## EXERCISE DIRECTIONS
Write out all of the entries exactly, please.

═════ RECORDS SUPPLIED

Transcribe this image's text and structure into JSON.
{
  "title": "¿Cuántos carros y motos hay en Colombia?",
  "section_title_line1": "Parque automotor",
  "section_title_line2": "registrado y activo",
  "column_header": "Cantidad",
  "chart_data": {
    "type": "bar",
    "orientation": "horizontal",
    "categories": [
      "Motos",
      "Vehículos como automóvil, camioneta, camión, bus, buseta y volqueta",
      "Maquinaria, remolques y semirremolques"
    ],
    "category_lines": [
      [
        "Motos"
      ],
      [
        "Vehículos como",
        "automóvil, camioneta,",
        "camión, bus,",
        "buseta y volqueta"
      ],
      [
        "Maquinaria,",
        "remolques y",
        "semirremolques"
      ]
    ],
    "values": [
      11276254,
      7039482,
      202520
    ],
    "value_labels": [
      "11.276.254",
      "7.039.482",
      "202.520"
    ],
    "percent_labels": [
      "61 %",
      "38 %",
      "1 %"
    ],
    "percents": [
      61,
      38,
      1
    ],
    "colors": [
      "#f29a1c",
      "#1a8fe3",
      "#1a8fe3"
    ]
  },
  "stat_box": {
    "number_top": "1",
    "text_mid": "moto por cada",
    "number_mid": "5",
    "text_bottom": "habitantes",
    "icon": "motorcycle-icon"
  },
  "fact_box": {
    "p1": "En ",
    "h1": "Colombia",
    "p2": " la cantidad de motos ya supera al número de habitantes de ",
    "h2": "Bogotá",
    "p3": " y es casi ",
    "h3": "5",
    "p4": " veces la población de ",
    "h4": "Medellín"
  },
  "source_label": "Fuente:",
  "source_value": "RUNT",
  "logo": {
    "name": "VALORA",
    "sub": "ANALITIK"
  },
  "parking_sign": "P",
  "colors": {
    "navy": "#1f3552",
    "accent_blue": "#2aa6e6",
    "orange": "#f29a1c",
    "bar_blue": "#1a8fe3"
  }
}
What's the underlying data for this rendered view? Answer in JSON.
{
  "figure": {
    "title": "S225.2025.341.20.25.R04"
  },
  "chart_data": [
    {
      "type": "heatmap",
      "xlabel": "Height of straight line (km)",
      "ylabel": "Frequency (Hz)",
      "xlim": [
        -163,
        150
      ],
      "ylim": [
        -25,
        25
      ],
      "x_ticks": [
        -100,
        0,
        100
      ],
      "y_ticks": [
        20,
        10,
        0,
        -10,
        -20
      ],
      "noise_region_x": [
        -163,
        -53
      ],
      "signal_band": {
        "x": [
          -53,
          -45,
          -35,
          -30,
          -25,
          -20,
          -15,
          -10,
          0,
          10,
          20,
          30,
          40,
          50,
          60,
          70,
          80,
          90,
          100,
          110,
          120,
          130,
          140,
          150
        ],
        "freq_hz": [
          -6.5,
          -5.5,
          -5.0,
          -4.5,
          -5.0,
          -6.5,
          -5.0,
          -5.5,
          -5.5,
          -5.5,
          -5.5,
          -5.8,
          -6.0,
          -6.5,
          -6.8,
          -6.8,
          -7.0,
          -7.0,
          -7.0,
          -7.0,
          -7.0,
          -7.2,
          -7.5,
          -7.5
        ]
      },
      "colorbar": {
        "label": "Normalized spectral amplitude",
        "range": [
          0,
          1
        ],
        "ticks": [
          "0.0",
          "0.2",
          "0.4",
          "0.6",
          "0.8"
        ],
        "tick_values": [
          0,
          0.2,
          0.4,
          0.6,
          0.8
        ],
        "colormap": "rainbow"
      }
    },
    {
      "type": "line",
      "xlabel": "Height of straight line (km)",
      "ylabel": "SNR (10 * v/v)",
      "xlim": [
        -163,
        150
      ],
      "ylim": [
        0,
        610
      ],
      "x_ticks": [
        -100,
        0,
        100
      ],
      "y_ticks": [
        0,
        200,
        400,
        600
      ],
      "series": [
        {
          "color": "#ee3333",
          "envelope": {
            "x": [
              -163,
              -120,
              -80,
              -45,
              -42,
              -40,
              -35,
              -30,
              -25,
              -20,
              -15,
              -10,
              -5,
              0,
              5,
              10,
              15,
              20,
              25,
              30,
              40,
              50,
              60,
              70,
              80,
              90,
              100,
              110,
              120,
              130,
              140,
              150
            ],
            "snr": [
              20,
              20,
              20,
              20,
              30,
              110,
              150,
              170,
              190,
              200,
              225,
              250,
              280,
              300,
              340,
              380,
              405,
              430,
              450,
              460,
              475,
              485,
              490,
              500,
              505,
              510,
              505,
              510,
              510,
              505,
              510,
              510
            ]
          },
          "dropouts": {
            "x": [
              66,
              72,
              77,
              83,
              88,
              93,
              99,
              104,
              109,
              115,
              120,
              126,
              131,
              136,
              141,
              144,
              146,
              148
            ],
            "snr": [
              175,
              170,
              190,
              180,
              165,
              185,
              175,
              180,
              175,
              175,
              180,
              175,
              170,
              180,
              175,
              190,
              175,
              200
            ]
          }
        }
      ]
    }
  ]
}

══════════

## EXERCISE ANSWER
Transcribe this image's text and structure into JSON.
{
  "title": "¿Cuántos carros y motos hay en Colombia?",
  "section_title_line1": "Parque automotor",
  "section_title_line2": "registrado y activo",
  "column_header": "Cantidad",
  "chart_data": {
    "type": "bar",
    "orientation": "horizontal",
    "categories": [
      "Motos",
      "Vehículos como automóvil, camioneta, camión, bus, buseta y volqueta",
      "Maquinaria, remolques y semirremolques"
    ],
    "category_lines": [
      [
        "Motos"
      ],
      [
        "Vehículos como",
        "automóvil, camioneta,",
        "camión, bus,",
        "buseta y volqueta"
      ],
      [
        "Maquinaria,",
        "remolques y",
        "semirremolques"
      ]
    ],
    "values": [
      11276254,
      7039482,
      202520
    ],
    "value_labels": [
      "11.276.254",
      "7.039.482",
      "202.520"
    ],
    "percent_labels": [
      "61 %",
      "38 %",
      "1 %"
    ],
    "percents": [
      61,
      38,
      1
    ],
    "colors": [
      "#f29a1c",
      "#1a8fe3",
      "#1a8fe3"
    ]
  },
  "stat_box": {
    "number_top": "1",
    "text_mid": "moto por cada",
    "number_mid": "5",
    "text_bottom": "habitantes",
    "icon": "motorcycle-icon"
  },
  "fact_box": {
    "p1": "En ",
    "h1": "Colombia",
    "p2": " la cantidad de motos ya supera al número de habitantes de ",
    "h2": "Bogotá",
    "p3": " y es casi ",
    "h3": "5",
    "p4": " veces la población de ",
    "h4": "Medellín"
  },
  "source_label": "Fuente:",
  "source_value": "RUNT",
  "logo": {
    "name": "VALORA",
    "sub": "ANALITIK"
  },
  "parking_sign": "P",
  "colors": {
    "navy": "#1f3552",
    "accent_blue": "#2aa6e6",
    "orange": "#f29a1c",
    "bar_blue": "#1a8fe3"
  }
}
What's the underlying data for this rendered view? Answer in JSON.
{
  "figure": {
    "title": "S225.2025.341.20.25.R04"
  },
  "chart_data": [
    {
      "type": "heatmap",
      "xlabel": "Height of straight line (km)",
      "ylabel": "Frequency (Hz)",
      "xlim": [
        -163,
        150
      ],
      "ylim": [
        -25,
        25
      ],
      "x_ticks": [
        -100,
        0,
        100
      ],
      "y_ticks": [
        20,
        10,
        0,
        -10,
        -20
      ],
      "noise_region_x": [
        -163,
        -53
      ],
      "signal_band": {
        "x": [
          -53,
          -45,
          -35,
          -30,
          -25,
          -20,
          -15,
          -10,
          0,
          10,
          20,
          30,
          40,
          50,
          60,
          70,
          80,
          90,
          100,
          110,
          120,
          130,
          140,
          150
        ],
        "freq_hz": [
          -6.5,
          -5.5,
          -5.0,
          -4.5,
          -5.0,
          -6.5,
          -5.0,
          -5.5,
          -5.5,
          -5.5,
          -5.5,
          -5.8,
          -6.0,
          -6.5,
          -6.8,
          -6.8,
          -7.0,
          -7.0,
          -7.0,
          -7.0,
          -7.0,
          -7.2,
          -7.5,
          -7.5
        ]
      },
      "colorbar": {
        "label": "Normalized spectral amplitude",
        "range": [
          0,
          1
        ],
        "ticks": [
          "0.0",
          "0.2",
          "0.4",
          "0.6",
          "0.8"
        ],
        "tick_values": [
          0,
          0.2,
          0.4,
          0.6,
          0.8
        ],
        "colormap": "rainbow"
      }
    },
    {
      "type": "line",
      "xlabel": "Height of straight line (km)",
      "ylabel": "SNR (10 * v/v)",
      "xlim": [
        -163,
        150
      ],
      "ylim": [
        0,
        610
      ],
      "x_ticks": [
        -100,
        0,
        100
      ],
      "y_ticks": [
        0,
        200,
        400,
        600
      ],
      "series": [
        {
          "color": "#ee3333",
          "envelope": {
            "x": [
              -163,
              -120,
              -80,
              -45,
              -42,
              -40,
              -35,
              -30,
              -25,
              -20,
              -15,
              -10,
              -5,
              0,
              5,
              10,
              15,
              20,
              25,
              30,
              40,
              50,
              60,
              70,
              80,
              90,
              100,
              110,
              120,
              130,
              140,
              150
            ],
            "snr": [
              20,
              20,
              20,
              20,
              30,
              110,
              150,
              170,
              190,
              200,
              225,
              250,
              280,
              300,
              340,
              380,
              405,
              430,
              450,
              460,
              475,
              485,
              490,
              500,
              505,
              510,
              505,
              510,
              510,
              505,
              510,
              510
            ]
          },
          "dropouts": {
            "x": [
              66,
              72,
              77,
              83,
              88,
              93,
              99,
              104,
              109,
              115,
              120,
              126,
              131,
              136,
              141,
              144,
              146,
              148
            ],
            "snr": [
              175,
              170,
              190,
              180,
              165,
              185,
              175,
              180,
              175,
              175,
              180,
              175,
              170,
              180,
              175,
              190,
              175,
              200
            ]
          }
        }
      ]
    }
  ]
}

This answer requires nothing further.